Excerpt to read:
How many tanks macframalama??


----------



## macframalama (Apr 17, 2012)

I've cut down pretty dramatically in the last few weeks dropped from 11-12 to like 5, but i may have to set another one up, I shut a bunch of smaller one down to start a new 120,


----------



## bugaboo433 (Jul 12, 2010)

Wow, 11-12, where did you keep them all? All Cichlids?


----------



## macframalama (Apr 17, 2012)

haha ahhh yeah breeding hybrids takes alot of space, and trying to piece together pairs, plus tanks for fry, and you get some that are just evil so they have solitary confinement , and i have my veiled flowerhorn in the big tank,
it spiraled out of hand fast but hey ... i can now safely pass the torch to acidfear... haha 
I still have some stuff to close out but I literally cant stop i keep seeing stuff and as fast as i shut em down i want a new one or a new species of this or that .. for like 3 hours today i had it in my head to set up an electric eel tank.. but im over that for now..


----------



## AcidFear (Aug 19, 2012)

macframalama said:


> haha ahhh yeah breeding hybrids takes alot of space, and trying to piece together pairs, plus tanks for fry, and you get some that are just evil so they have solitary confinement , and i have my veiled flowerhorn in the big tank,
> it spiraled out of hand fast but hey ... i can now safely pass the torch to acidfear... haha
> I still have some stuff to close out but I literally cant stop i keep seeing stuff and as fast as i shut em down i want a new one or a new species of this or that .. for like 3 hours today i had it in my head to set up an electric eel tank.. but im over that for now..


 lol no more tanks for me im running out of room... if anything ill get rid of the 6.6 chi and get like a 10 or 20 gal but id be maxed out after that


----------



## macframalama (Apr 17, 2012)

thats what you say now , but wait til some of those hybrid fry grow out a bit lmao your gonna need somewhere for them, and besides after you see what im gonna bring in next your gonna want one too mu ha hahhahahaha ha........*clears throat* ha

its nice to see you are enjoying the fish thing rickie, its cool to see you enjoying the fish thing, and its nice to have someone local to nerd out with , and besides you have the gear now . thats the hard part... so the flood gate has already been opened.


----------



## rich16 (Mar 25, 2011)

Nice looking chi, I've always wanted one of those. Got a great spot for one as well...just need time to get it set up without the wife knowing. Easier to ask forgiveness than permission, right?


----------

Work instructions:
**a.** From the fish tank thread, reproduce the passage starting at "thats what you" and ending at "already been opened.".
**b.** Rewrite the paragraph of the fish tank thread that begins "I've cut down pretty dramatically" as a short list that keeps its main facts.
The lines that come after this thread are separate material.

Data excerpt:
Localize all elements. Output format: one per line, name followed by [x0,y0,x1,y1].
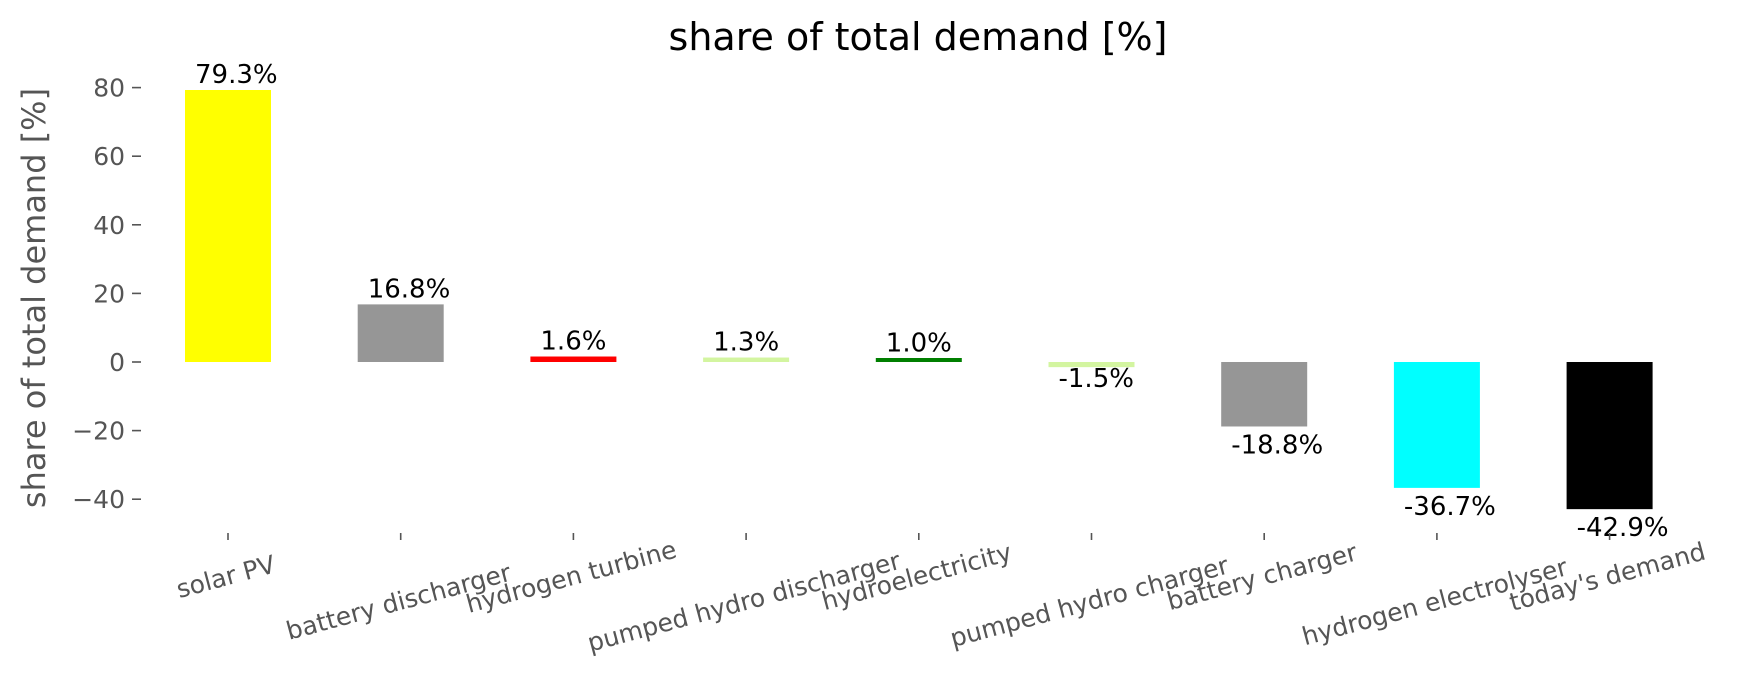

Replies:
**a.**
thats what you say now , but wait til some of those hybrid fry grow out a bit lmao your gonna need somewhere for them, and besides after you see what im gonna bring in next your gonna want one too mu ha hahhahahaha ha........*clears throat* ha

its nice to see you are enjoying the fish thing rickie, its cool to see you enjoying the fish thing, and its nice to have someone local to nerd out with , and besides you have the gear now . thats the hard part... so the flood gate has already been opened.

**b.**
- Cut back sharply over the last few weeks, from 11–12 tanks to about 5.
- Might have to set up one more tank.
- Shut down several smaller tanks to start a new 120.